### DESCRIPTION OF THE TASK
Set down each line of the data below exactly as it stands, dropping the pictures.
__________________________________________________
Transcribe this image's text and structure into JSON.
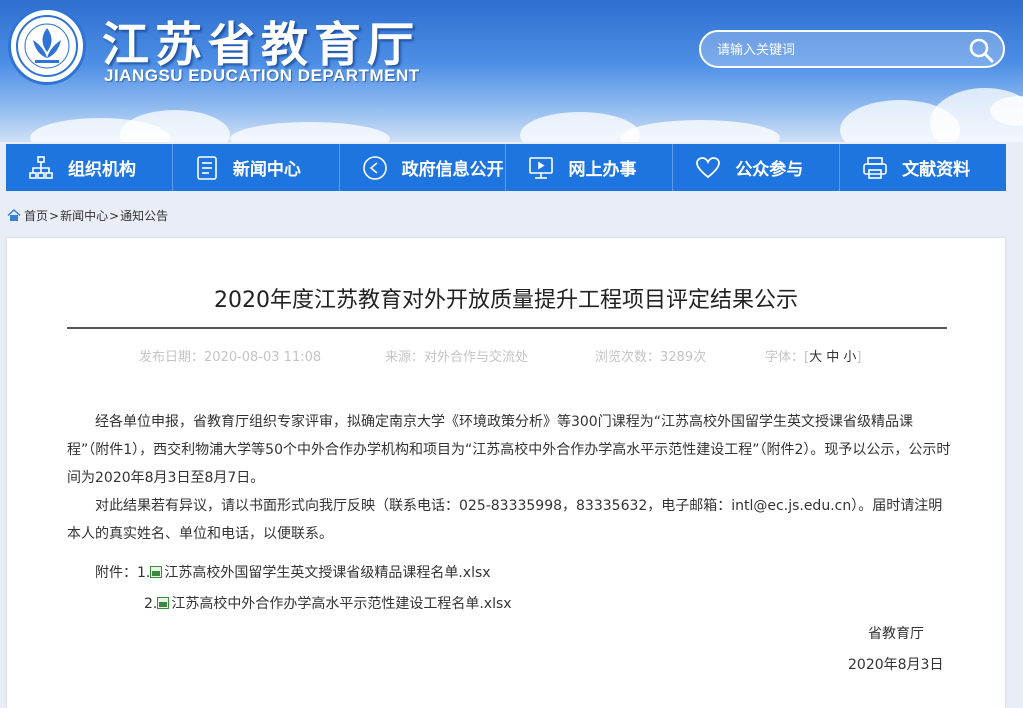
{
  "header": {
    "title": "江苏省教育厅",
    "subtitle": "JIANGSU EDUCATION DEPARTMENT",
    "search_placeholder": "请输入关键词"
  },
  "nav": [
    {
      "label": "组织机构",
      "icon": "org-chart-icon"
    },
    {
      "label": "新闻中心",
      "icon": "document-icon"
    },
    {
      "label": "政府信息公开",
      "icon": "info-open-icon"
    },
    {
      "label": "网上办事",
      "icon": "monitor-icon"
    },
    {
      "label": "公众参与",
      "icon": "heart-icon"
    },
    {
      "label": "文献资料",
      "icon": "printer-icon"
    }
  ],
  "breadcrumb": {
    "home": "首页",
    "sep": ">",
    "level1": "新闻中心",
    "level2": "通知公告"
  },
  "article": {
    "title": "2020年度江苏教育对外开放质量提升工程项目评定结果公示",
    "meta": {
      "date": "发布日期：2020-08-03 11:08",
      "source": "来源：对外合作与交流处",
      "views": "浏览次数：3289次",
      "font_label": "字体：[",
      "font_large": "大",
      "font_medium": "中",
      "font_small": "小",
      "font_close": "]"
    },
    "paragraph1": "经各单位申报，省教育厅组织专家评审，拟确定南京大学《环境政策分析》等300门课程为“江苏高校外国留学生英文授课省级精品课程”（附件1），西交利物浦大学等50个中外合作办学机构和项目为“江苏高校中外合作办学高水平示范性建设工程”（附件2）。现予以公示，公示时间为2020年8月3日至8月7日。",
    "paragraph2": "对此结果若有异议，请以书面形式向我厅反映（联系电话：025-83335998，83335632，电子邮箱：intl@ec.js.edu.cn）。届时请注明本人的真实姓名、单位和电话，以便联系。",
    "attachments_label": "附件：",
    "attachments": [
      {
        "num": "1.",
        "name": "江苏高校外国留学生英文授课省级精品课程名单.xlsx"
      },
      {
        "num": "2.",
        "name": "江苏高校中外合作办学高水平示范性建设工程名单.xlsx"
      }
    ],
    "signature": "省教育厅",
    "sign_date": "2020年8月3日"
  },
  "colors": {
    "nav_bg": "#1e75e0",
    "header_top": "#2f6fd0",
    "accent": "#2f73d6"
  }
}
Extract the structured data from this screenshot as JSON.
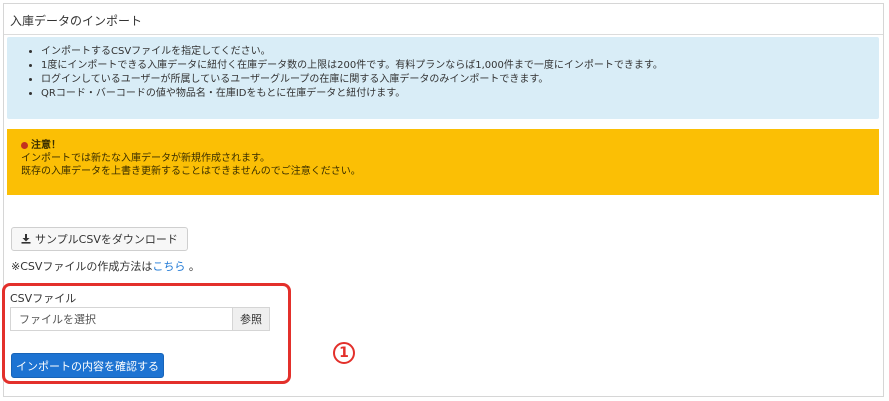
{
  "page": {
    "title": "入庫データのインポート"
  },
  "info": {
    "items": [
      "インポートするCSVファイルを指定してください。",
      "1度にインポートできる入庫データに紐付く在庫データ数の上限は200件です。有料プランならば1,000件まで一度にインポートできます。",
      "ログインしているユーザーが所属しているユーザーグループの在庫に関する入庫データのみインポートできます。",
      "QRコード・バーコードの値や物品名・在庫IDをもとに在庫データと紐付けます。"
    ]
  },
  "warning": {
    "heading": "注意！",
    "lines": [
      "インポートでは新たな入庫データが新規作成されます。",
      "既存の入庫データを上書き更新することはできませんのでご注意ください。"
    ]
  },
  "download": {
    "label": "サンプルCSVをダウンロード",
    "icon": "download-icon"
  },
  "note": {
    "prefix": "※CSVファイルの作成方法は",
    "link": "こちら",
    "suffix": " 。"
  },
  "file": {
    "label": "CSVファイル",
    "placeholder": "ファイルを選択",
    "browse_label": "参照"
  },
  "submit": {
    "label": "インポートの内容を確認する"
  },
  "annotation": {
    "number": "①",
    "color": "#e3302b"
  },
  "colors": {
    "info_bg": "#d9edf7",
    "warning_bg": "#fbbf05",
    "primary": "#1d73d2",
    "link": "#1e78d5"
  }
}
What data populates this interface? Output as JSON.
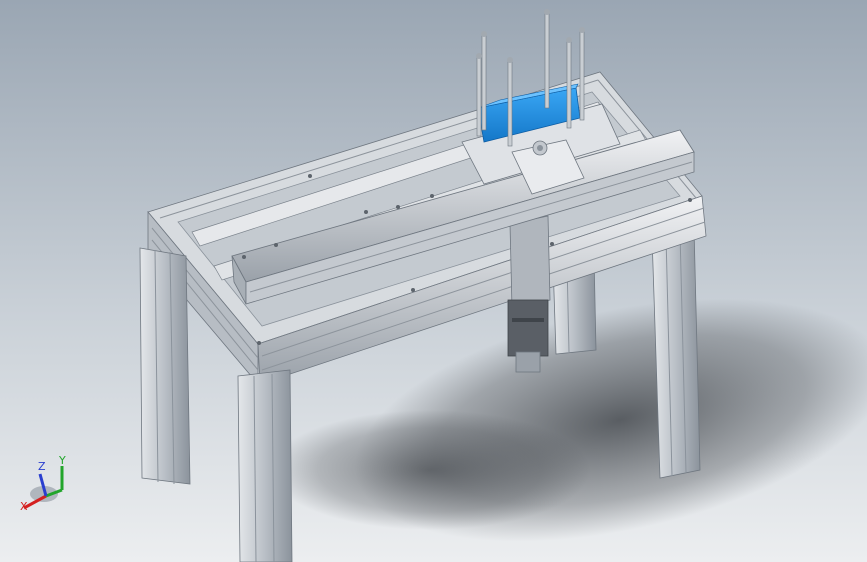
{
  "viewport": {
    "background_top": "#9aa6b3",
    "background_bottom": "#e9ecef",
    "frame_color": "#c9ced3",
    "frame_dark": "#7d8590",
    "accent_part_color": "#1e8fe6",
    "motor_color": "#5a5f66",
    "shadow_color": "#3d4146"
  },
  "triad": {
    "x_label": "X",
    "y_label": "Y",
    "z_label": "Z",
    "x_color": "#d42020",
    "y_color": "#22a52b",
    "z_color": "#2a3fcf"
  }
}
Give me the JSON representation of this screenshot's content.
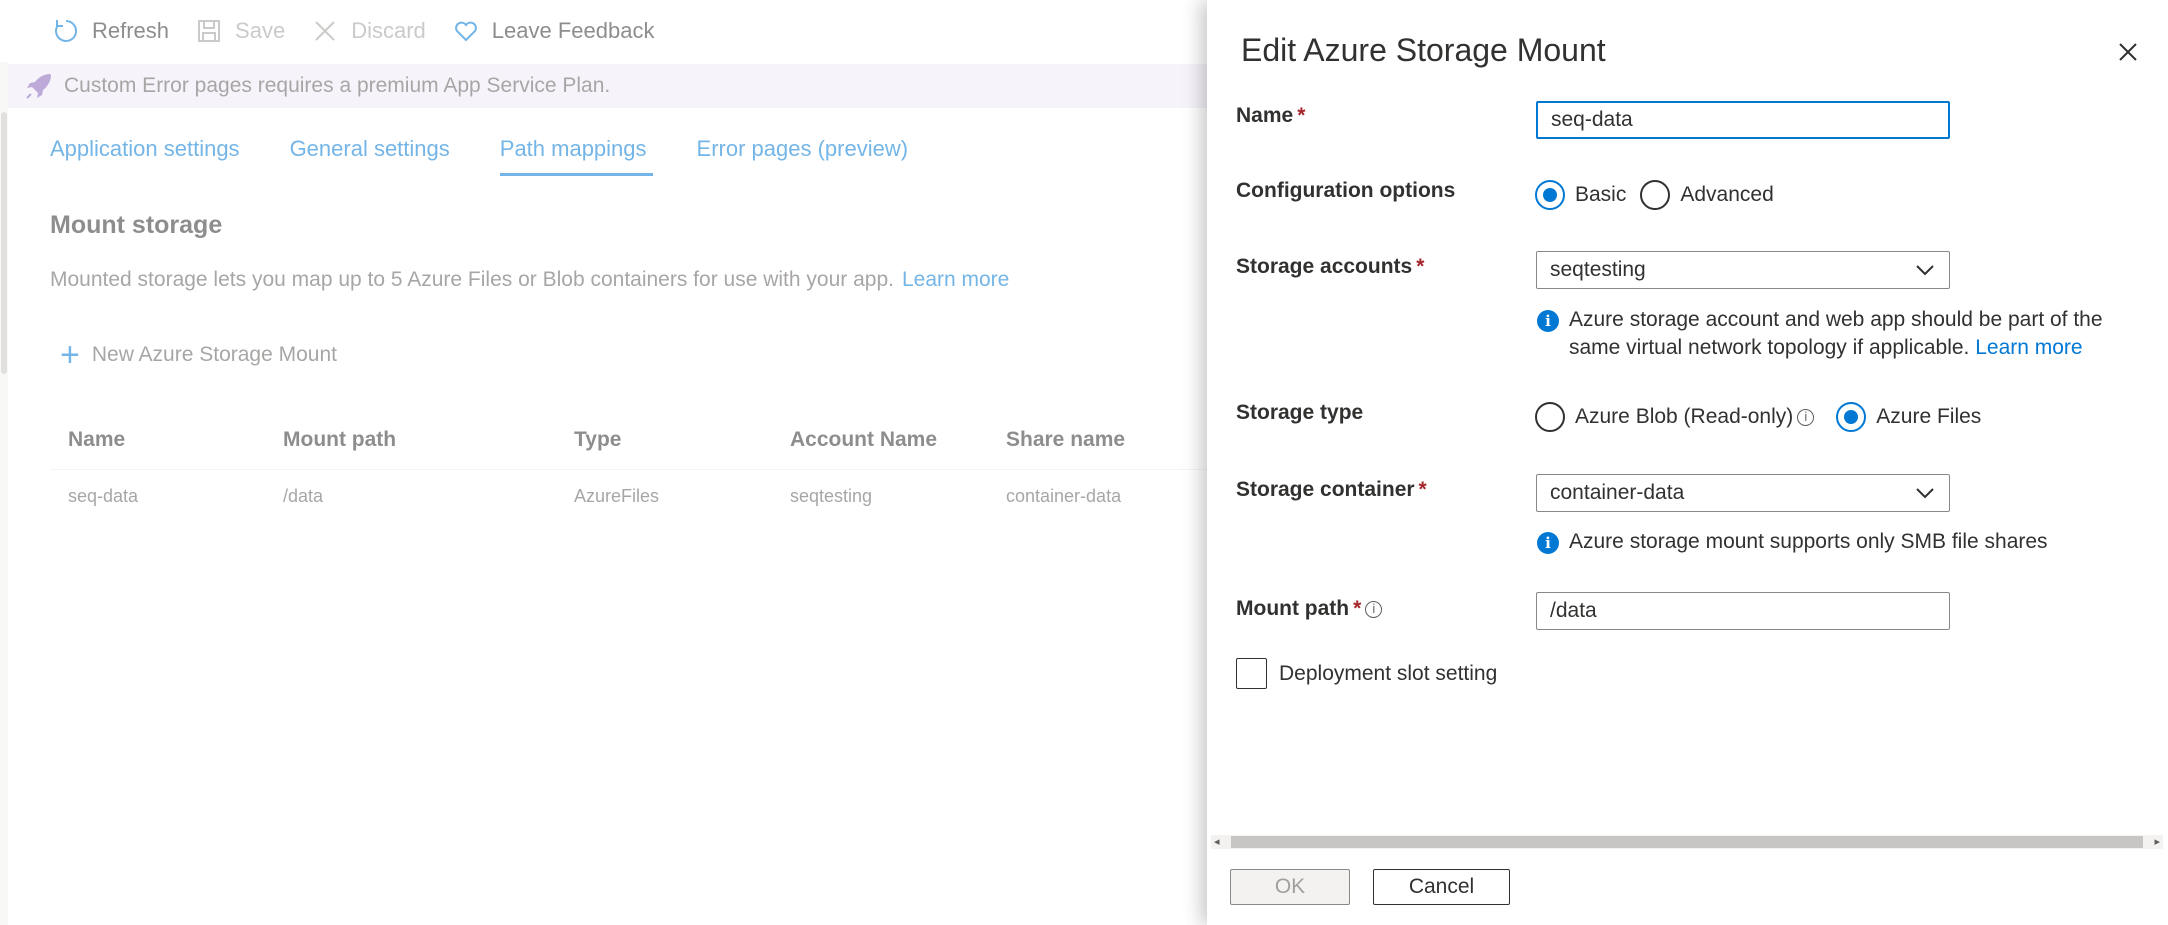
{
  "toolbar": {
    "refresh_label": "Refresh",
    "save_label": "Save",
    "discard_label": "Discard",
    "feedback_label": "Leave Feedback"
  },
  "banner": {
    "text": "Custom Error pages requires a premium App Service Plan."
  },
  "tabs": [
    {
      "label": "Application settings",
      "active": false
    },
    {
      "label": "General settings",
      "active": false
    },
    {
      "label": "Path mappings",
      "active": true
    },
    {
      "label": "Error pages (preview)",
      "active": false
    }
  ],
  "mount": {
    "title": "Mount storage",
    "description": "Mounted storage lets you map up to 5 Azure Files or Blob containers for use with your app.",
    "learn_more": "Learn more",
    "add_label": "New Azure Storage Mount"
  },
  "table": {
    "columns": [
      "Name",
      "Mount path",
      "Type",
      "Account Name",
      "Share name"
    ],
    "rows": [
      [
        "seq-data",
        "/data",
        "AzureFiles",
        "seqtesting",
        "container-data"
      ]
    ]
  },
  "panel": {
    "title": "Edit Azure Storage Mount",
    "name_label": "Name",
    "name_value": "seq-data",
    "config_label": "Configuration options",
    "config_basic": "Basic",
    "config_advanced": "Advanced",
    "config_selected": "Basic",
    "storage_accounts_label": "Storage accounts",
    "storage_accounts_value": "seqtesting",
    "storage_accounts_note": "Azure storage account and web app should be part of the same virtual network topology if applicable.",
    "storage_accounts_note_link": "Learn more",
    "storage_type_label": "Storage type",
    "storage_type_blob": "Azure Blob (Read-only)",
    "storage_type_files": "Azure Files",
    "storage_type_selected": "Azure Files",
    "container_label": "Storage container",
    "container_value": "container-data",
    "container_note": "Azure storage mount supports only SMB file shares",
    "mount_path_label": "Mount path",
    "mount_path_value": "/data",
    "slot_setting_label": "Deployment slot setting",
    "slot_setting_checked": false,
    "ok_label": "OK",
    "cancel_label": "Cancel"
  },
  "colors": {
    "accent": "#0078d4",
    "required": "#a4262c",
    "banner_bg": "#f0eaf7"
  }
}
__________________________________________________
### THE RESPONSE
Transcribe this image's text and structure into JSON.
{
  "header": {
    "title": "江苏省教育厅",
    "subtitle": "JIANGSU EDUCATION DEPARTMENT",
    "search_placeholder": "请输入关键词"
  },
  "nav": [
    {
      "label": "组织机构",
      "icon": "org-chart-icon"
    },
    {
      "label": "新闻中心",
      "icon": "document-icon"
    },
    {
      "label": "政府信息公开",
      "icon": "info-open-icon"
    },
    {
      "label": "网上办事",
      "icon": "monitor-icon"
    },
    {
      "label": "公众参与",
      "icon": "heart-icon"
    },
    {
      "label": "文献资料",
      "icon": "printer-icon"
    }
  ],
  "breadcrumb": {
    "home": "首页",
    "sep": ">",
    "level1": "新闻中心",
    "level2": "通知公告"
  },
  "article": {
    "title": "2020年度江苏教育对外开放质量提升工程项目评定结果公示",
    "meta": {
      "date": "发布日期：2020-08-03 11:08",
      "source": "来源：对外合作与交流处",
      "views": "浏览次数：3289次",
      "font_label": "字体：[",
      "font_large": "大",
      "font_medium": "中",
      "font_small": "小",
      "font_close": "]"
    },
    "paragraph1": "经各单位申报，省教育厅组织专家评审，拟确定南京大学《环境政策分析》等300门课程为“江苏高校外国留学生英文授课省级精品课程”（附件1），西交利物浦大学等50个中外合作办学机构和项目为“江苏高校中外合作办学高水平示范性建设工程”（附件2）。现予以公示，公示时间为2020年8月3日至8月7日。",
    "paragraph2": "对此结果若有异议，请以书面形式向我厅反映（联系电话：025-83335998，83335632，电子邮箱：intl@ec.js.edu.cn）。届时请注明本人的真实姓名、单位和电话，以便联系。",
    "attachments_label": "附件：",
    "attachments": [
      {
        "num": "1.",
        "name": "江苏高校外国留学生英文授课省级精品课程名单.xlsx"
      },
      {
        "num": "2.",
        "name": "江苏高校中外合作办学高水平示范性建设工程名单.xlsx"
      }
    ],
    "signature": "省教育厅",
    "sign_date": "2020年8月3日"
  },
  "colors": {
    "nav_bg": "#1e75e0",
    "header_top": "#2f6fd0",
    "accent": "#2f73d6"
  }
}
Extract the structured data from this screenshot as JSON.
{
  "page": {
    "title": "入庫データのインポート"
  },
  "info": {
    "items": [
      "インポートするCSVファイルを指定してください。",
      "1度にインポートできる入庫データに紐付く在庫データ数の上限は200件です。有料プランならば1,000件まで一度にインポートできます。",
      "ログインしているユーザーが所属しているユーザーグループの在庫に関する入庫データのみインポートできます。",
      "QRコード・バーコードの値や物品名・在庫IDをもとに在庫データと紐付けます。"
    ]
  },
  "warning": {
    "heading": "注意！",
    "lines": [
      "インポートでは新たな入庫データが新規作成されます。",
      "既存の入庫データを上書き更新することはできませんのでご注意ください。"
    ]
  },
  "download": {
    "label": "サンプルCSVをダウンロード",
    "icon": "download-icon"
  },
  "note": {
    "prefix": "※CSVファイルの作成方法は",
    "link": "こちら",
    "suffix": " 。"
  },
  "file": {
    "label": "CSVファイル",
    "placeholder": "ファイルを選択",
    "browse_label": "参照"
  },
  "submit": {
    "label": "インポートの内容を確認する"
  },
  "annotation": {
    "number": "①",
    "color": "#e3302b"
  },
  "colors": {
    "info_bg": "#d9edf7",
    "warning_bg": "#fbbf05",
    "primary": "#1d73d2",
    "link": "#1e78d5"
  }
}
What data populates this interface? Output as JSON.
{
  "viewport": {
    "background_top": "#9aa6b3",
    "background_bottom": "#e9ecef",
    "frame_color": "#c9ced3",
    "frame_dark": "#7d8590",
    "accent_part_color": "#1e8fe6",
    "motor_color": "#5a5f66",
    "shadow_color": "#3d4146"
  },
  "triad": {
    "x_label": "X",
    "y_label": "Y",
    "z_label": "Z",
    "x_color": "#d42020",
    "y_color": "#22a52b",
    "z_color": "#2a3fcf"
  }
}
Give me the JSON representation of this screenshot's content.
{
  "toolbar": {
    "refresh_label": "Refresh",
    "save_label": "Save",
    "discard_label": "Discard",
    "feedback_label": "Leave Feedback"
  },
  "banner": {
    "text": "Custom Error pages requires a premium App Service Plan."
  },
  "tabs": [
    {
      "label": "Application settings",
      "active": false
    },
    {
      "label": "General settings",
      "active": false
    },
    {
      "label": "Path mappings",
      "active": true
    },
    {
      "label": "Error pages (preview)",
      "active": false
    }
  ],
  "mount": {
    "title": "Mount storage",
    "description": "Mounted storage lets you map up to 5 Azure Files or Blob containers for use with your app.",
    "learn_more": "Learn more",
    "add_label": "New Azure Storage Mount"
  },
  "table": {
    "columns": [
      "Name",
      "Mount path",
      "Type",
      "Account Name",
      "Share name"
    ],
    "rows": [
      [
        "seq-data",
        "/data",
        "AzureFiles",
        "seqtesting",
        "container-data"
      ]
    ]
  },
  "panel": {
    "title": "Edit Azure Storage Mount",
    "name_label": "Name",
    "name_value": "seq-data",
    "config_label": "Configuration options",
    "config_basic": "Basic",
    "config_advanced": "Advanced",
    "config_selected": "Basic",
    "storage_accounts_label": "Storage accounts",
    "storage_accounts_value": "seqtesting",
    "storage_accounts_note": "Azure storage account and web app should be part of the same virtual network topology if applicable.",
    "storage_accounts_note_link": "Learn more",
    "storage_type_label": "Storage type",
    "storage_type_blob": "Azure Blob (Read-only)",
    "storage_type_files": "Azure Files",
    "storage_type_selected": "Azure Files",
    "container_label": "Storage container",
    "container_value": "container-data",
    "container_note": "Azure storage mount supports only SMB file shares",
    "mount_path_label": "Mount path",
    "mount_path_value": "/data",
    "slot_setting_label": "Deployment slot setting",
    "slot_setting_checked": false,
    "ok_label": "OK",
    "cancel_label": "Cancel"
  },
  "colors": {
    "accent": "#0078d4",
    "required": "#a4262c",
    "banner_bg": "#f0eaf7"
  }
}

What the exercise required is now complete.